Items listed in a dataset
━━━━━━━━━━━━━━━━━━━━
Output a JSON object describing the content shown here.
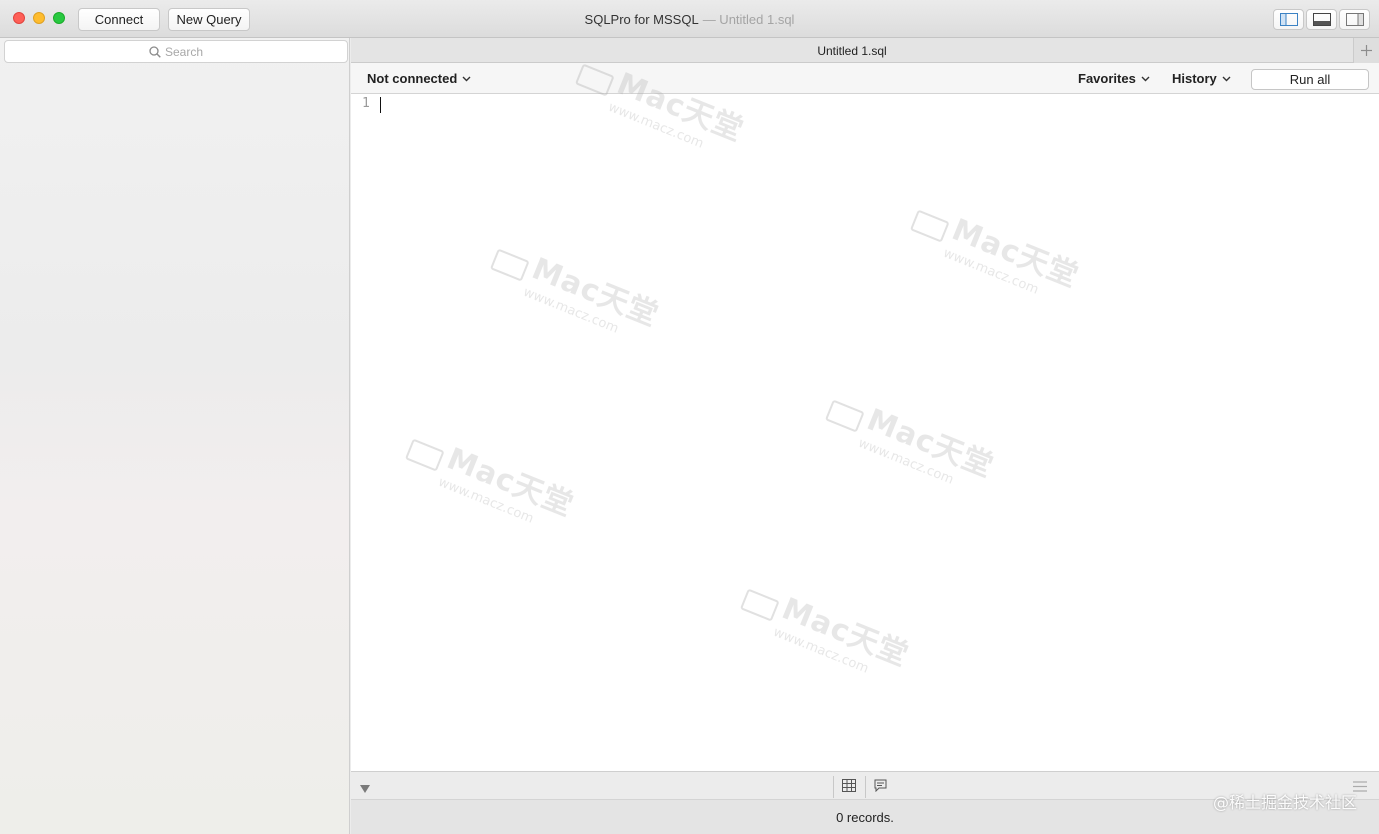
{
  "window": {
    "title": "SQLPro for MSSQL",
    "document": "— Untitled 1.sql"
  },
  "toolbar": {
    "connect_label": "Connect",
    "new_query_label": "New Query"
  },
  "sidebar": {
    "search": {
      "placeholder": "Search"
    }
  },
  "tabs": [
    {
      "label": "Untitled 1.sql",
      "active": true
    }
  ],
  "query_toolbar": {
    "connection_label": "Not connected",
    "favorites_label": "Favorites",
    "history_label": "History",
    "run_all_label": "Run all"
  },
  "editor": {
    "line_numbers": [
      "1"
    ],
    "content": ""
  },
  "status": {
    "records_label": "0 records."
  },
  "watermark": {
    "brand": "Mac天堂",
    "url": "www.macz.com"
  },
  "corner_tag": "@稀土掘金技术社区",
  "colors": {
    "close": "#fe5f57",
    "minimize": "#febc2e",
    "maximize": "#28c840",
    "layout_accent": "#3b82c4"
  }
}
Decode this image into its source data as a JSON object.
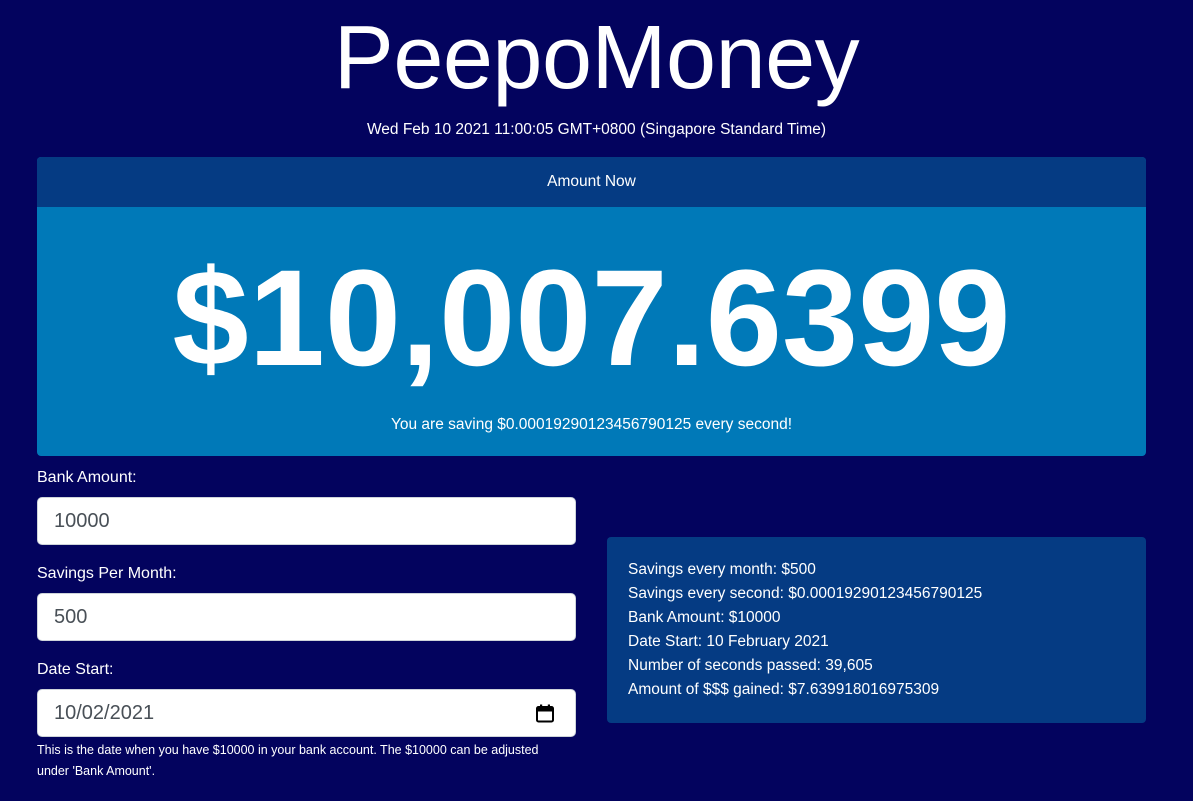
{
  "app": {
    "title": "PeepoMoney",
    "datetime": "Wed Feb 10 2021 11:00:05 GMT+0800 (Singapore Standard Time)"
  },
  "amount_card": {
    "header": "Amount Now",
    "amount": "$10,007.6399",
    "saving_rate_text": "You are saving $0.00019290123456790125 every second!"
  },
  "form": {
    "bank_amount": {
      "label": "Bank Amount:",
      "value": "10000"
    },
    "savings_per_month": {
      "label": "Savings Per Month:",
      "value": "500"
    },
    "date_start": {
      "label": "Date Start:",
      "value": "10/02/2021",
      "icon": "calendar-icon",
      "help": "This is the date when you have $10000 in your bank account. The $10000 can be adjusted under 'Bank Amount'."
    }
  },
  "summary": {
    "lines": [
      "Savings every month: $500",
      "Savings every second: $0.00019290123456790125",
      "Bank Amount: $10000",
      "Date Start: 10 February 2021",
      "Number of seconds passed: 39,605",
      "Amount of $$$ gained: $7.639918016975309"
    ]
  },
  "colors": {
    "background": "#03035e",
    "panel": "#053b83",
    "accent": "#0079b8",
    "text": "#ffffff",
    "input_text": "#495057"
  }
}
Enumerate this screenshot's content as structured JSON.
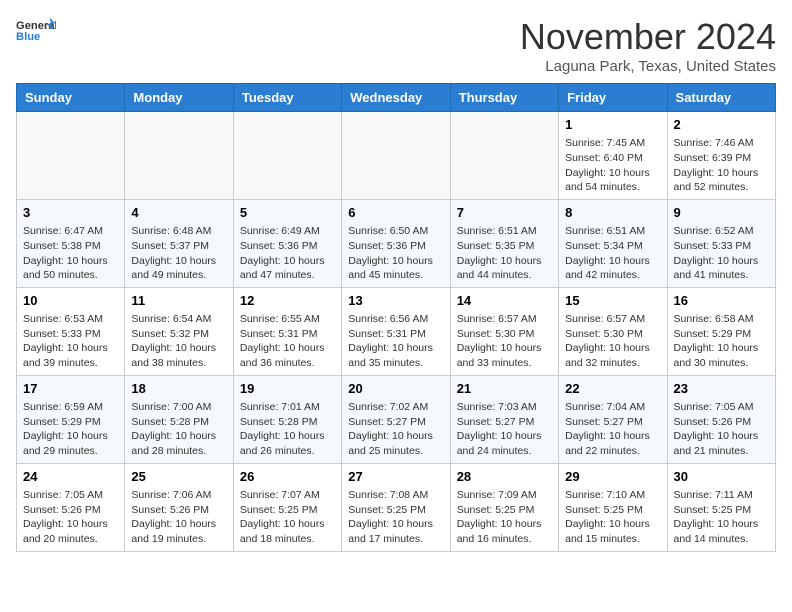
━━━━━━━━━━━━━━━━━━━━
Objective:
Reproduce the full listing faithfully, but do not carry over any pictures.

Completed task:
Output a JSON object describing the content shown here.
{
  "window": {
    "title": "SQLPro for MSSQL",
    "document": "— Untitled 1.sql"
  },
  "toolbar": {
    "connect_label": "Connect",
    "new_query_label": "New Query"
  },
  "sidebar": {
    "search": {
      "placeholder": "Search"
    }
  },
  "tabs": [
    {
      "label": "Untitled 1.sql",
      "active": true
    }
  ],
  "query_toolbar": {
    "connection_label": "Not connected",
    "favorites_label": "Favorites",
    "history_label": "History",
    "run_all_label": "Run all"
  },
  "editor": {
    "line_numbers": [
      "1"
    ],
    "content": ""
  },
  "status": {
    "records_label": "0 records."
  },
  "watermark": {
    "brand": "Mac天堂",
    "url": "www.macz.com"
  },
  "corner_tag": "@稀土掘金技术社区",
  "colors": {
    "close": "#fe5f57",
    "minimize": "#febc2e",
    "maximize": "#28c840",
    "layout_accent": "#3b82c4"
  }
}
Decode this image into its source data as a JSON object.
{
  "app": {
    "title": "PeepoMoney",
    "datetime": "Wed Feb 10 2021 11:00:05 GMT+0800 (Singapore Standard Time)"
  },
  "amount_card": {
    "header": "Amount Now",
    "amount": "$10,007.6399",
    "saving_rate_text": "You are saving $0.00019290123456790125 every second!"
  },
  "form": {
    "bank_amount": {
      "label": "Bank Amount:",
      "value": "10000"
    },
    "savings_per_month": {
      "label": "Savings Per Month:",
      "value": "500"
    },
    "date_start": {
      "label": "Date Start:",
      "value": "10/02/2021",
      "icon": "calendar-icon",
      "help": "This is the date when you have $10000 in your bank account. The $10000 can be adjusted under 'Bank Amount'."
    }
  },
  "summary": {
    "lines": [
      "Savings every month: $500",
      "Savings every second: $0.00019290123456790125",
      "Bank Amount: $10000",
      "Date Start: 10 February 2021",
      "Number of seconds passed: 39,605",
      "Amount of $$$ gained: $7.639918016975309"
    ]
  },
  "colors": {
    "background": "#03035e",
    "panel": "#053b83",
    "accent": "#0079b8",
    "text": "#ffffff",
    "input_text": "#495057"
  }
}
Enumerate this screenshot's content as structured JSON.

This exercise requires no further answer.